Excerpt from a dataset
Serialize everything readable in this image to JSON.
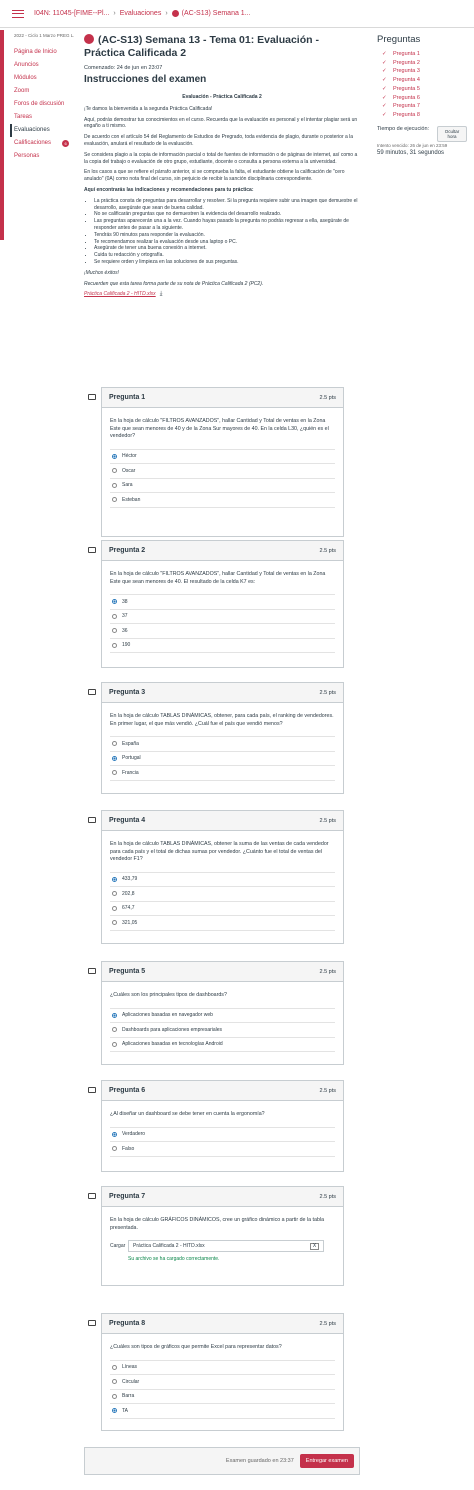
{
  "topbar": {
    "course": "I04N: 11045-[FIME--Pl...",
    "section": "Evaluaciones",
    "current": "(AC-S13) Semana 1..."
  },
  "sidebar": {
    "term": "2022 - Ciclo 1 Marzo PREG L...",
    "items": [
      {
        "label": "Página de Inicio"
      },
      {
        "label": "Anuncios"
      },
      {
        "label": "Módulos"
      },
      {
        "label": "Zoom"
      },
      {
        "label": "Foros de discusión"
      },
      {
        "label": "Tareas"
      },
      {
        "label": "Evaluaciones"
      },
      {
        "label": "Calificaciones",
        "badge": "6"
      },
      {
        "label": "Personas"
      }
    ]
  },
  "quiz": {
    "title": "(AC-S13) Semana 13 - Tema 01: Evaluación - Práctica Calificada 2",
    "started": "Comenzado: 24 de jun en 23:07",
    "instructions_heading": "Instrucciones del examen"
  },
  "instructions": {
    "center_title": "Evaluación - Práctica Calificada 2",
    "p1": "¡Te damos la bienvenida a la segunda Práctica Calificada!",
    "p2": "Aquí, podrás demostrar tus conocimientos en el curso. Recuerda que la evaluación es personal y el intentar plagiar será un engaño a ti mismo.",
    "p3": "De acuerdo con el artículo 54 del Reglamento de Estudios de Pregrado, toda evidencia de plagio, durante o posterior a la evaluación, anulará el resultado de la evaluación.",
    "p4": "Se considera plagio a la copia de información parcial o total de fuentes de información o de páginas de internet, así como a la copia del trabajo o evaluación de otro grupo, estudiante, docente o consulta a persona externa a la universidad.",
    "p5": "En los casos a que se refiere el párrafo anterior, si se comprueba la falta, el estudiante obtiene la calificación de \"cero anulado\" (0A) como nota final del curso, sin perjuicio de recibir la sanción disciplinaria correspondiente.",
    "list_heading": "Aquí encontrarás las indicaciones y recomendaciones para tu práctica:",
    "list": [
      "La práctica consta de preguntas para desarrollar y resolver. Si la pregunta requiere subir una imagen que demuestre el desarrollo, asegúrate que sean de buena calidad.",
      "No se calificarán preguntas que no demuestren la evidencia del desarrollo realizado.",
      "Las preguntas aparecerán una a la vez. Cuando hayas pasado la pregunta no podrás regresar a ella, asegúrate de responder antes de pasar a la siguiente.",
      "Tendrás 90 minutos para responder la evaluación.",
      "Te recomendamos realizar la evaluación desde una laptop o PC.",
      "Asegúrate de tener una buena conexión a internet.",
      "Cuida tu redacción y ortografía.",
      "Se requiere orden y limpieza en las soluciones de sus preguntas."
    ],
    "luck": "¡Muchos éxitos!",
    "reminder": "Recuerden que esta tarea forma parte de su nota de Práctica Calificada 2 (PC2).",
    "file_link": "Práctica Calificada 2 - HITD.xlsx"
  },
  "right": {
    "heading": "Preguntas",
    "questions": [
      "Pregunta 1",
      "Pregunta 2",
      "Pregunta 3",
      "Pregunta 4",
      "Pregunta 5",
      "Pregunta 6",
      "Pregunta 7",
      "Pregunta 8"
    ],
    "timer_label": "Tiempo de ejecución:",
    "hide_button": "Ocultar hora",
    "attempt_due": "Intento vencido: 26 de jun en 23:59",
    "remaining": "59 minutos, 31 segundos"
  },
  "questions": [
    {
      "title": "Pregunta 1",
      "points": "2.5 pts",
      "text": "En la hoja de cálculo \"FILTROS AVANZADOS\", hallar Cantidad y Total de ventas en la Zona Este que sean menores de 40 y de la Zona Sur mayores de 40. En la celda L30, ¿quién es el vendedor?",
      "answers": [
        "Héctor",
        "Oscar",
        "Sara",
        "Esteban"
      ],
      "selected": 0
    },
    {
      "title": "Pregunta 2",
      "points": "2.5 pts",
      "text": "En la hoja de cálculo \"FILTROS AVANZADOS\", hallar Cantidad y Total de ventas en la Zona Este que sean menores de 40. El resultado de la celda K7 es:",
      "answers": [
        "38",
        "37",
        "36",
        "190"
      ],
      "selected": 0
    },
    {
      "title": "Pregunta 3",
      "points": "2.5 pts",
      "text": "En la hoja de cálculo TABLAS DINÁMICAS, obtener, para cada país, el ranking de vendedores. En primer lugar, el que más vendió. ¿Cuál fue el país que vendió menos?",
      "answers": [
        "España",
        "Portugal",
        "Francia"
      ],
      "selected": 1
    },
    {
      "title": "Pregunta 4",
      "points": "2.5 pts",
      "text": "En la hoja de cálculo TABLAS DINÁMICAS, obtener la suma de las ventas de cada vendedor para cada país y el total de dichas sumas por vendedor. ¿Cuánto fue el total de ventas del vendedor F1?",
      "answers": [
        "433,79",
        "202,8",
        "674,7",
        "321,05"
      ],
      "selected": 0
    },
    {
      "title": "Pregunta 5",
      "points": "2.5 pts",
      "text": "¿Cuáles son los principales tipos de dashboards?",
      "answers": [
        "Aplicaciones basadas en navegador web",
        "Dashboards para aplicaciones empresariales",
        "Aplicaciones basadas en tecnologías Android"
      ],
      "selected": 0
    },
    {
      "title": "Pregunta 6",
      "points": "2.5 pts",
      "text": "¿Al diseñar un dashboard se debe tener en cuenta la ergonomía?",
      "answers": [
        "Verdadero",
        "Falso"
      ],
      "selected": 0
    },
    {
      "title": "Pregunta 7",
      "points": "2.5 pts",
      "text": "En la hoja de cálculo GRÁFICOS DINÁMICOS, cree un gráfico dinámico a partir de la tabla presentada.",
      "upload_label": "Cargar",
      "file": "Práctica Calificada 2 - HITD.xlsx",
      "remove": "X",
      "success": "Su archivo se ha cargado correctamente."
    },
    {
      "title": "Pregunta 8",
      "points": "2.5 pts",
      "text": "¿Cuáles son tipos de gráficos que permite Excel para representar datos?",
      "answers": [
        "Líneas",
        "Circular",
        "Barra",
        "TA"
      ],
      "selected": 3
    }
  ],
  "footer": {
    "saved": "Examen guardado en 23:37",
    "submit": "Entregar examen"
  }
}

# Task requirements
Which lines contain the word "Evaluaciones"? Copy each of them.

# Task result
    "section": "Evaluaciones",
        "label": "Evaluaciones"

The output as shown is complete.